What to do | Each entry below should be returned exactly as is, with the pictures removed.

Collection entries |
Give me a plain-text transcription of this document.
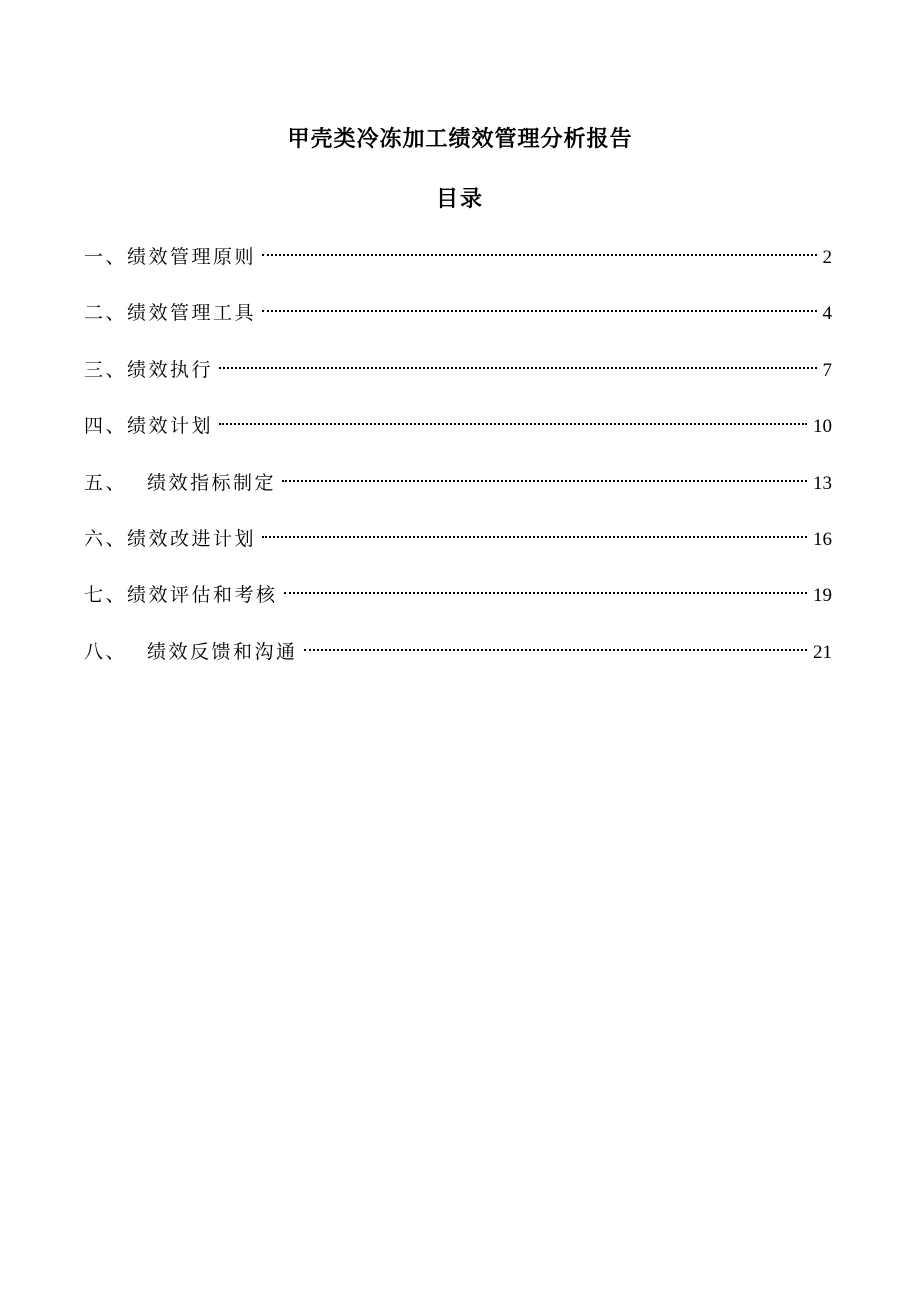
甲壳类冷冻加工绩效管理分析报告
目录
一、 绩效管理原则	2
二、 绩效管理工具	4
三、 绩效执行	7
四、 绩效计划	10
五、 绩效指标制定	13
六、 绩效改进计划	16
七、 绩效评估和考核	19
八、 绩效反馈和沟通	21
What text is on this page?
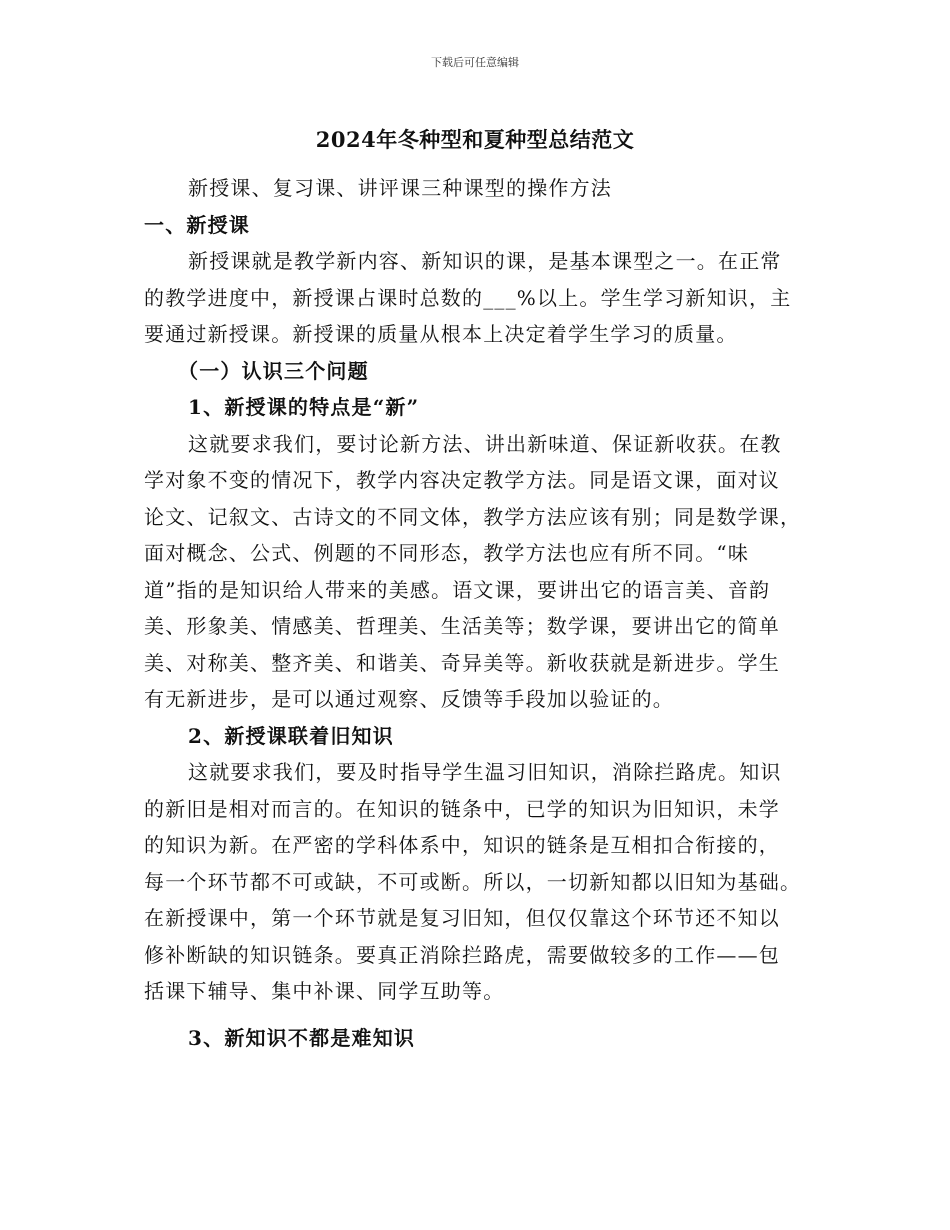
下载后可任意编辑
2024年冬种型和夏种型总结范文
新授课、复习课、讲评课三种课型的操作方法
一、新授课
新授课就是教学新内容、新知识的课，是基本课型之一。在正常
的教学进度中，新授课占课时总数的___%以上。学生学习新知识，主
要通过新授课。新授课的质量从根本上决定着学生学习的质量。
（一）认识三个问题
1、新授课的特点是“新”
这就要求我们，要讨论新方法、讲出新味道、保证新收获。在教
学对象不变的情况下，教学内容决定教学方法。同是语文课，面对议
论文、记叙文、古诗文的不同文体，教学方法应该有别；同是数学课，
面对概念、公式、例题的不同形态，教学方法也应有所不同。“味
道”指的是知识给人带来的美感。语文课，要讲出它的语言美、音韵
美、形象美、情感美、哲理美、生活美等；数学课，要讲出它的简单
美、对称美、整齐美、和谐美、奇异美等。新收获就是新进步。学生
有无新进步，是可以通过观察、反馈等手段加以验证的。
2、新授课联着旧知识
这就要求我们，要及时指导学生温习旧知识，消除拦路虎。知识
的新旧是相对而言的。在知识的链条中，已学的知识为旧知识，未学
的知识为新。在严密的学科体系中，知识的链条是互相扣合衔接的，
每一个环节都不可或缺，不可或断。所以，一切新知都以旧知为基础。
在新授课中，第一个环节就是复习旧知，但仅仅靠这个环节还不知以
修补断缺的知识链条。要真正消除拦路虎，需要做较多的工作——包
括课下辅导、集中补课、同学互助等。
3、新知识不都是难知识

Completed exercise |
Give me a plain-text transcription of this document.
甲壳类冷冻加工绩效管理分析报告
目录
一、 绩效管理原则	2
二、 绩效管理工具	4
三、 绩效执行	7
四、 绩效计划	10
五、 绩效指标制定	13
六、 绩效改进计划	16
七、 绩效评估和考核	19
八、 绩效反馈和沟通	21
What text is on this page?
下载后可任意编辑
2024年冬种型和夏种型总结范文
新授课、复习课、讲评课三种课型的操作方法
一、新授课
新授课就是教学新内容、新知识的课，是基本课型之一。在正常
的教学进度中，新授课占课时总数的___%以上。学生学习新知识，主
要通过新授课。新授课的质量从根本上决定着学生学习的质量。
（一）认识三个问题
1、新授课的特点是“新”
这就要求我们，要讨论新方法、讲出新味道、保证新收获。在教
学对象不变的情况下，教学内容决定教学方法。同是语文课，面对议
论文、记叙文、古诗文的不同文体，教学方法应该有别；同是数学课，
面对概念、公式、例题的不同形态，教学方法也应有所不同。“味
道”指的是知识给人带来的美感。语文课，要讲出它的语言美、音韵
美、形象美、情感美、哲理美、生活美等；数学课，要讲出它的简单
美、对称美、整齐美、和谐美、奇异美等。新收获就是新进步。学生
有无新进步，是可以通过观察、反馈等手段加以验证的。
2、新授课联着旧知识
这就要求我们，要及时指导学生温习旧知识，消除拦路虎。知识
的新旧是相对而言的。在知识的链条中，已学的知识为旧知识，未学
的知识为新。在严密的学科体系中，知识的链条是互相扣合衔接的，
每一个环节都不可或缺，不可或断。所以，一切新知都以旧知为基础。
在新授课中，第一个环节就是复习旧知，但仅仅靠这个环节还不知以
修补断缺的知识链条。要真正消除拦路虎，需要做较多的工作——包
括课下辅导、集中补课、同学互助等。
3、新知识不都是难知识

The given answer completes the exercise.